Copy all the material below, exactly as it stands.
##### Items #####
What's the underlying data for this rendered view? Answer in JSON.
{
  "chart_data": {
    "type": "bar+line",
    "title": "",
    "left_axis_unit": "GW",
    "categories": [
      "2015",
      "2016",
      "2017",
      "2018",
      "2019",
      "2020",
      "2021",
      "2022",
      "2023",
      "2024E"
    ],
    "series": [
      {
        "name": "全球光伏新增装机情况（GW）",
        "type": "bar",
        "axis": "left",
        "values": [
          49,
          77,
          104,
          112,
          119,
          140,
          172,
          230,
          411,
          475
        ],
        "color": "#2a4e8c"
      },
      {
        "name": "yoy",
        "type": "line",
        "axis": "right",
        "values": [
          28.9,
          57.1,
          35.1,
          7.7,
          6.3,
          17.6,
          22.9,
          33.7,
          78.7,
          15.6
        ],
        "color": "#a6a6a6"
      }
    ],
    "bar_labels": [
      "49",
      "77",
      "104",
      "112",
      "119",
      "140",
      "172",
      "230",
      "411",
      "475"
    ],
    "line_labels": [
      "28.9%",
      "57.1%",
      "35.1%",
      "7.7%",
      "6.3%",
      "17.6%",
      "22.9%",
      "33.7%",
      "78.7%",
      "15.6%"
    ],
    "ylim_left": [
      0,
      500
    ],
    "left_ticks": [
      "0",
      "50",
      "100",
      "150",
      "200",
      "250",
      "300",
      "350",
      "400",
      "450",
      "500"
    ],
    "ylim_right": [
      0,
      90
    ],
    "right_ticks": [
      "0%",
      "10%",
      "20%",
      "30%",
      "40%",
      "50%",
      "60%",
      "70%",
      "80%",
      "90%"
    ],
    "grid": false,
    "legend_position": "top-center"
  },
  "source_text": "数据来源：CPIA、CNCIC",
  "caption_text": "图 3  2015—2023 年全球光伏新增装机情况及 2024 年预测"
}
#####
[Solution to this task]:
What's the underlying data for this rendered view? Answer in JSON.
{
  "chart_data": {
    "type": "bar+line",
    "title": "",
    "left_axis_unit": "GW",
    "categories": [
      "2015",
      "2016",
      "2017",
      "2018",
      "2019",
      "2020",
      "2021",
      "2022",
      "2023",
      "2024E"
    ],
    "series": [
      {
        "name": "全球光伏新增装机情况（GW）",
        "type": "bar",
        "axis": "left",
        "values": [
          49,
          77,
          104,
          112,
          119,
          140,
          172,
          230,
          411,
          475
        ],
        "color": "#2a4e8c"
      },
      {
        "name": "yoy",
        "type": "line",
        "axis": "right",
        "values": [
          28.9,
          57.1,
          35.1,
          7.7,
          6.3,
          17.6,
          22.9,
          33.7,
          78.7,
          15.6
        ],
        "color": "#a6a6a6"
      }
    ],
    "bar_labels": [
      "49",
      "77",
      "104",
      "112",
      "119",
      "140",
      "172",
      "230",
      "411",
      "475"
    ],
    "line_labels": [
      "28.9%",
      "57.1%",
      "35.1%",
      "7.7%",
      "6.3%",
      "17.6%",
      "22.9%",
      "33.7%",
      "78.7%",
      "15.6%"
    ],
    "ylim_left": [
      0,
      500
    ],
    "left_ticks": [
      "0",
      "50",
      "100",
      "150",
      "200",
      "250",
      "300",
      "350",
      "400",
      "450",
      "500"
    ],
    "ylim_right": [
      0,
      90
    ],
    "right_ticks": [
      "0%",
      "10%",
      "20%",
      "30%",
      "40%",
      "50%",
      "60%",
      "70%",
      "80%",
      "90%"
    ],
    "grid": false,
    "legend_position": "top-center"
  },
  "source_text": "数据来源：CPIA、CNCIC",
  "caption_text": "图 3  2015—2023 年全球光伏新增装机情况及 2024 年预测"
}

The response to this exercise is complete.